Output each line exactly as it appears, skipping any embedded picture.

Items listed in a dataset:
——————————

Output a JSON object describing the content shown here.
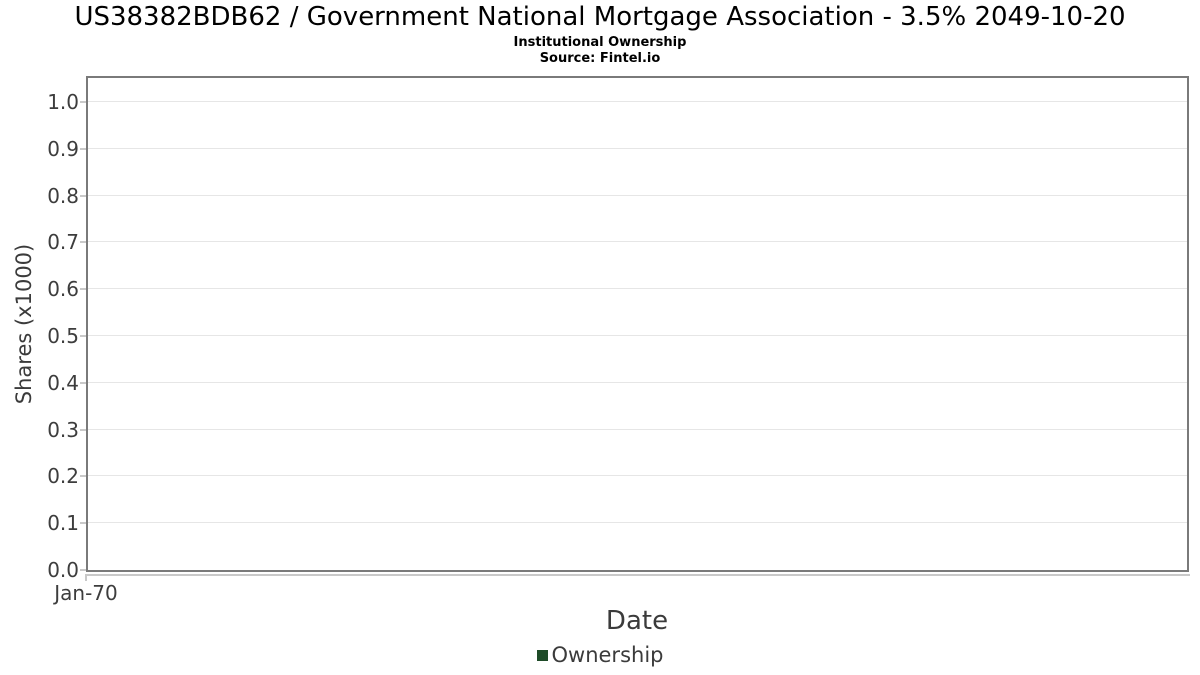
{
  "colors": {
    "background": "#ffffff",
    "plot_border": "#7a7a7a",
    "gridline": "#e6e6e6",
    "axis_line": "#c9c9c9",
    "tick_text": "#3d3d3d",
    "axis_label_text": "#3b3b3b",
    "title_text": "#000000",
    "legend_marker": "#1e4b28"
  },
  "header": {
    "title": "US38382BDB62 / Government National Mortgage Association - 3.5% 2049-10-20",
    "subtitle": "Institutional Ownership",
    "source": "Source: Fintel.io"
  },
  "chart_data": {
    "type": "line",
    "title": "US38382BDB62 / Government National Mortgage Association - 3.5% 2049-10-20",
    "subtitle": "Institutional Ownership",
    "source": "Source: Fintel.io",
    "xlabel": "Date",
    "ylabel": "Shares (x1000)",
    "x_tick_labels": [
      "Jan-70"
    ],
    "y_ticks": [
      0.0,
      0.1,
      0.2,
      0.3,
      0.4,
      0.5,
      0.6,
      0.7,
      0.8,
      0.9,
      1.0
    ],
    "y_tick_labels": [
      "0.0",
      "0.1",
      "0.2",
      "0.3",
      "0.4",
      "0.5",
      "0.6",
      "0.7",
      "0.8",
      "0.9",
      "1.0"
    ],
    "ylim": [
      0,
      1.05
    ],
    "grid": "horizontal",
    "legend_position": "bottom-center",
    "series": [
      {
        "name": "Ownership",
        "color": "#1e4b28",
        "x": [],
        "values": []
      }
    ]
  }
}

——————————

● WRITTEN RESPONSE
Output a JSON object describing the content shown here.
{
  "colors": {
    "background": "#ffffff",
    "plot_border": "#7a7a7a",
    "gridline": "#e6e6e6",
    "axis_line": "#c9c9c9",
    "tick_text": "#3d3d3d",
    "axis_label_text": "#3b3b3b",
    "title_text": "#000000",
    "legend_marker": "#1e4b28"
  },
  "header": {
    "title": "US38382BDB62 / Government National Mortgage Association - 3.5% 2049-10-20",
    "subtitle": "Institutional Ownership",
    "source": "Source: Fintel.io"
  },
  "chart_data": {
    "type": "line",
    "title": "US38382BDB62 / Government National Mortgage Association - 3.5% 2049-10-20",
    "subtitle": "Institutional Ownership",
    "source": "Source: Fintel.io",
    "xlabel": "Date",
    "ylabel": "Shares (x1000)",
    "x_tick_labels": [
      "Jan-70"
    ],
    "y_ticks": [
      0.0,
      0.1,
      0.2,
      0.3,
      0.4,
      0.5,
      0.6,
      0.7,
      0.8,
      0.9,
      1.0
    ],
    "y_tick_labels": [
      "0.0",
      "0.1",
      "0.2",
      "0.3",
      "0.4",
      "0.5",
      "0.6",
      "0.7",
      "0.8",
      "0.9",
      "1.0"
    ],
    "ylim": [
      0,
      1.05
    ],
    "grid": "horizontal",
    "legend_position": "bottom-center",
    "series": [
      {
        "name": "Ownership",
        "color": "#1e4b28",
        "x": [],
        "values": []
      }
    ]
  }
}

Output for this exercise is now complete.